#### What you will do:
Check each line of the material below for "text", then copy the ones that contain it.

[start Material to process]

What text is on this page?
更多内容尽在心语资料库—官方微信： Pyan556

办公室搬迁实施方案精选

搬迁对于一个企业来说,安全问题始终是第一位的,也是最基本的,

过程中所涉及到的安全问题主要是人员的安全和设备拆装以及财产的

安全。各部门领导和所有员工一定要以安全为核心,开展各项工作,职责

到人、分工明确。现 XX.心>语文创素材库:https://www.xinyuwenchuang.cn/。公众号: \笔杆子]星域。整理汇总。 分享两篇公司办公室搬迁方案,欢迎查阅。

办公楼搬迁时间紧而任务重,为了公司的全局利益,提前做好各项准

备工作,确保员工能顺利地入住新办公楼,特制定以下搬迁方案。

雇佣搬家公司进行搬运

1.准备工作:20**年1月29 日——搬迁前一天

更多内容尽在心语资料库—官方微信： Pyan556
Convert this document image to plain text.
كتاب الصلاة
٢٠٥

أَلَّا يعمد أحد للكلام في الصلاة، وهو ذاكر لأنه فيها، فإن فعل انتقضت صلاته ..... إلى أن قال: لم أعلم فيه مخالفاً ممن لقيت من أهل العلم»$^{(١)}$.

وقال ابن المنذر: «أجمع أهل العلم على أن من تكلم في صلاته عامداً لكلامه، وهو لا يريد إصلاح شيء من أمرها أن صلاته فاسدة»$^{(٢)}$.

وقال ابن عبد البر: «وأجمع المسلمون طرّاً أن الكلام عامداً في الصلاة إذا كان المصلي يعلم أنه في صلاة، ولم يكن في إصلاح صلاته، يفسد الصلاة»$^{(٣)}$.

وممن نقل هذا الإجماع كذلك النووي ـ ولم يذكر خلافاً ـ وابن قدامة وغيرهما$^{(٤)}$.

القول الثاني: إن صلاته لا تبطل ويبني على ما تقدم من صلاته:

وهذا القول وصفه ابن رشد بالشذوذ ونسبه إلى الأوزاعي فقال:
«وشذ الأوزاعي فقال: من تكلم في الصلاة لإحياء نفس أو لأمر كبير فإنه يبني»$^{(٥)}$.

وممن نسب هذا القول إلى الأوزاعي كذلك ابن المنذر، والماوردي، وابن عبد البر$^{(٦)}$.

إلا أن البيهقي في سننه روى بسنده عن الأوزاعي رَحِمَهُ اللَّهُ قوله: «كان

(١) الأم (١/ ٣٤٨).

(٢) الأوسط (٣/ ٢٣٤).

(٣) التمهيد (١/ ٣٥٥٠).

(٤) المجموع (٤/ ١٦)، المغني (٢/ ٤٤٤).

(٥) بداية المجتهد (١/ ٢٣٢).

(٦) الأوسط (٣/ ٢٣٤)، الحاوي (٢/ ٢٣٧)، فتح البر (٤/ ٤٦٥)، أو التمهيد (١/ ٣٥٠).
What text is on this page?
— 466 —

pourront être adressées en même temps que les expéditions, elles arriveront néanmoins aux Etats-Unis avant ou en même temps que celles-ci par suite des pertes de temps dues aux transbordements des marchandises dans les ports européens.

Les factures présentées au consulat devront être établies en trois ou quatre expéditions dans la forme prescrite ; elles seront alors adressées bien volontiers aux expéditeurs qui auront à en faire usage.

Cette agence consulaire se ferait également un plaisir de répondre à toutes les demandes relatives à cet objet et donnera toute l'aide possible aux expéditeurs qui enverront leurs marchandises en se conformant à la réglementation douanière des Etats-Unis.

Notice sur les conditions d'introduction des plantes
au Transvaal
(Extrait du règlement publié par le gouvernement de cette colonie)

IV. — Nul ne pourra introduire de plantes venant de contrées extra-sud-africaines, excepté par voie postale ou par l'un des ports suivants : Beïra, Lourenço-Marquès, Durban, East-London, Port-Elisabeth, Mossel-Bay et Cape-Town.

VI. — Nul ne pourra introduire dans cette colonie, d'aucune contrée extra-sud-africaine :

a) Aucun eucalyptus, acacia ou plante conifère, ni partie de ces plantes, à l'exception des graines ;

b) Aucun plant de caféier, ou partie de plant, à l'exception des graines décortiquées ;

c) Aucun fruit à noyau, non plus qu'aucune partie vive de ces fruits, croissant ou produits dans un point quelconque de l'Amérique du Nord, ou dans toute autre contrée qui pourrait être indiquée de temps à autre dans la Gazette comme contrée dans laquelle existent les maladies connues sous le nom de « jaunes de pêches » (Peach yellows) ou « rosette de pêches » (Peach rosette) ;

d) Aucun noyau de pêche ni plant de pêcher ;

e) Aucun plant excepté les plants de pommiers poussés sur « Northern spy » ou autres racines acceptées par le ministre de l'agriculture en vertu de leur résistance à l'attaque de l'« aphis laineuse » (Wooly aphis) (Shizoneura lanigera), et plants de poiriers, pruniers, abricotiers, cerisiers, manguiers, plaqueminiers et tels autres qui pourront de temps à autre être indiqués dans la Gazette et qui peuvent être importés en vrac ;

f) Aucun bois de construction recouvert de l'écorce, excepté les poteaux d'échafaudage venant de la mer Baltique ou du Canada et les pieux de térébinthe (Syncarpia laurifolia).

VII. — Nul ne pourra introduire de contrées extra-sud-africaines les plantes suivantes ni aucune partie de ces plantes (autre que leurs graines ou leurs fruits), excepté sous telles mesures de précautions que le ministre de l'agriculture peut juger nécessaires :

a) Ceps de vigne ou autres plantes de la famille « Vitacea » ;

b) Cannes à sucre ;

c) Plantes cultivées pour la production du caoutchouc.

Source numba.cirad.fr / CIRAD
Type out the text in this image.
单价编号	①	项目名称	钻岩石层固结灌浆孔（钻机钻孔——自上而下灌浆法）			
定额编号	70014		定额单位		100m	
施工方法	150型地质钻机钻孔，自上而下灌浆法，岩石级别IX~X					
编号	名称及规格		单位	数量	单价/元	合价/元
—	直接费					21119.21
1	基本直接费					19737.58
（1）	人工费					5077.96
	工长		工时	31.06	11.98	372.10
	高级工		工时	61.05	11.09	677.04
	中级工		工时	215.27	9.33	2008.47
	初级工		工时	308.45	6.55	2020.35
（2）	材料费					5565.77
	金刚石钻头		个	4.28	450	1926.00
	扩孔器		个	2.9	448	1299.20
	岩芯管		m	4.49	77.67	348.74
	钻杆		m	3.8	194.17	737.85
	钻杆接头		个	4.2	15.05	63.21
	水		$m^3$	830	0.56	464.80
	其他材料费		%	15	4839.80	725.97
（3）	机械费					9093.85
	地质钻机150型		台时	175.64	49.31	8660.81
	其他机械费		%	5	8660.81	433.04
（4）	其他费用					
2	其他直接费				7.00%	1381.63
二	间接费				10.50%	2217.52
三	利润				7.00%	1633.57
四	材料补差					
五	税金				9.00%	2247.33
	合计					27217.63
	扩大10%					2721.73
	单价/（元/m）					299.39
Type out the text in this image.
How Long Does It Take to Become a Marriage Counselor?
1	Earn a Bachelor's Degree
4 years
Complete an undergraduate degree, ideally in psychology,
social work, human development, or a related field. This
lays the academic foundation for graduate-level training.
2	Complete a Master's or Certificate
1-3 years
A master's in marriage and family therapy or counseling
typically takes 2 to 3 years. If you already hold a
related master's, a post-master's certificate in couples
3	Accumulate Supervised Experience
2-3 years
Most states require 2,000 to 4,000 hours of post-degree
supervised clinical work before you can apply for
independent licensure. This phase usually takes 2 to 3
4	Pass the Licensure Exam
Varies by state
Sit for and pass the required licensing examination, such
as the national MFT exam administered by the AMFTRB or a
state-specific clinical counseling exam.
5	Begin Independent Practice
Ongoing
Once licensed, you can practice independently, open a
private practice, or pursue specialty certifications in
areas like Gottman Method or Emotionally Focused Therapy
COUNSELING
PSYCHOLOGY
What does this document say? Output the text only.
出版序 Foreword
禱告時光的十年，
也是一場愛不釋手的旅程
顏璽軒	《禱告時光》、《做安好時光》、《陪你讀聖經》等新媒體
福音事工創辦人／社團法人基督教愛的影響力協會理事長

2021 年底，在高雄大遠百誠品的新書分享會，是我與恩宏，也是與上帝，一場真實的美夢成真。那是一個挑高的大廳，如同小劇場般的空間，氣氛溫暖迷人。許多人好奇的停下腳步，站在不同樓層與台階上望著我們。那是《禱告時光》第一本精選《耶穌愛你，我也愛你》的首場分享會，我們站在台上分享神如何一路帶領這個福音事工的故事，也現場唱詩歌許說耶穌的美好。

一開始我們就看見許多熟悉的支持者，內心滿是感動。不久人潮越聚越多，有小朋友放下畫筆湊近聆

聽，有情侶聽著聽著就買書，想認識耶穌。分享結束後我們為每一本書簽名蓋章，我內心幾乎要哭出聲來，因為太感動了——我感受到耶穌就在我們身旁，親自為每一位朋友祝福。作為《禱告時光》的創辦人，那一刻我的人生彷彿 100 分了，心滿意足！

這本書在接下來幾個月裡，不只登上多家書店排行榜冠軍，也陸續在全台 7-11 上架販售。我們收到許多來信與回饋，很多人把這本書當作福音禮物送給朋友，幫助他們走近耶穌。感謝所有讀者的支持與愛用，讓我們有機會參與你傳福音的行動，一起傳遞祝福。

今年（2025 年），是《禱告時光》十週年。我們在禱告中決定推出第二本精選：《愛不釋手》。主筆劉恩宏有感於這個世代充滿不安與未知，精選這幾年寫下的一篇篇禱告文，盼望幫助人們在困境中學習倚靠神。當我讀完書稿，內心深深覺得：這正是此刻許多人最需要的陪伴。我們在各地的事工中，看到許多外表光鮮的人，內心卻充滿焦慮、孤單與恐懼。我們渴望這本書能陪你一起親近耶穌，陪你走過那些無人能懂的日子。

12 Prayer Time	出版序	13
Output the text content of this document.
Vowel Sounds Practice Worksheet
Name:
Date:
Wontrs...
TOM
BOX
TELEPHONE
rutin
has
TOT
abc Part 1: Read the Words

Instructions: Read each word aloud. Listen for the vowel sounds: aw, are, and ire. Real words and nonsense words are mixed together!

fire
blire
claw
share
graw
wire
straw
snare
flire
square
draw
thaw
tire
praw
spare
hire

[end Material to process]

#### Solution for this exercise:
What text is on this page?
Convert this document image to plain text.
What text is on this page?
Type out the text in this image.
Type out the text in this image.
What does this document say? Output the text only.
Output the text content of this document.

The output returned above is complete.